### [What the exercise asks]
Each line containing the word "PORTABLE" should be found and copied.
## begin Record set
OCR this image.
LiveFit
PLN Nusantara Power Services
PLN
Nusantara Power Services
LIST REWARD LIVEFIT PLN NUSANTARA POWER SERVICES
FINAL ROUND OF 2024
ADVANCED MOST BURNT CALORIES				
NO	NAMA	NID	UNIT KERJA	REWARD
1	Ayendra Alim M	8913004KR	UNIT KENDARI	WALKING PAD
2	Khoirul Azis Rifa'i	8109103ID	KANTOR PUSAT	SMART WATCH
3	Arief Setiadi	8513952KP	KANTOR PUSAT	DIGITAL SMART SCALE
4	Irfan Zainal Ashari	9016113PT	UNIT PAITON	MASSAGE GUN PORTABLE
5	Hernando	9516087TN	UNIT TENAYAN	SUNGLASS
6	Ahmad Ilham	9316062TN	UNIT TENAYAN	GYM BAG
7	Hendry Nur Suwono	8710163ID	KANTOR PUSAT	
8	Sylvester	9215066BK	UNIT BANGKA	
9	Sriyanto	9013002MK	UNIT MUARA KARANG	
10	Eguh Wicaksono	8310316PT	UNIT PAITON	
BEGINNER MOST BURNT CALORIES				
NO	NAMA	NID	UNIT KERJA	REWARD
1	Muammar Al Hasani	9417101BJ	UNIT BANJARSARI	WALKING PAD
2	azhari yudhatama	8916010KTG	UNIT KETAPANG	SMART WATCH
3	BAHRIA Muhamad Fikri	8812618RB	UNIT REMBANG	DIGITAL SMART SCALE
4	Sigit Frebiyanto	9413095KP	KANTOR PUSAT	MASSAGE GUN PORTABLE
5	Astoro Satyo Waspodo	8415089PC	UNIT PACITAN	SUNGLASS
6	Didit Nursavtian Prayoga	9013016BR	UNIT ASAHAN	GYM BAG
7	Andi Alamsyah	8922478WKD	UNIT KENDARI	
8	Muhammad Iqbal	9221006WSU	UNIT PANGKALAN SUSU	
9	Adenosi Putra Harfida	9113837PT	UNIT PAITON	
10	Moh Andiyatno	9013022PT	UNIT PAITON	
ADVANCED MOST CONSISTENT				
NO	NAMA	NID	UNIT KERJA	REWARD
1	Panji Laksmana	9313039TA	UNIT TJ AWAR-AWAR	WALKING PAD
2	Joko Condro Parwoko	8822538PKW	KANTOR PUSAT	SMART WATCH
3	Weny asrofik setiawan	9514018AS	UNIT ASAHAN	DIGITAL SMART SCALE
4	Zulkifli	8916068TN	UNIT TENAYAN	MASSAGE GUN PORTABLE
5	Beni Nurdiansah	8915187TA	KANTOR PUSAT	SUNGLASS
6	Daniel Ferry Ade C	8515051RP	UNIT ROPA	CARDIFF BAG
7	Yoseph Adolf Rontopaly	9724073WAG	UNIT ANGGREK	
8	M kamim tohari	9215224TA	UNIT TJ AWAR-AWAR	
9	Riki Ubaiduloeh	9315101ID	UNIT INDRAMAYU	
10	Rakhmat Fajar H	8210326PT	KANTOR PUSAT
## end Record set
### [Solution to this problem]
4	Irfan Zainal Ashari	9016113PT	UNIT PAITON	MASSAGE GUN PORTABLE
4	Sigit Frebiyanto	9413095KP	KANTOR PUSAT	MASSAGE GUN PORTABLE
4	Zulkifli	8916068TN	UNIT TENAYAN	MASSAGE GUN PORTABLE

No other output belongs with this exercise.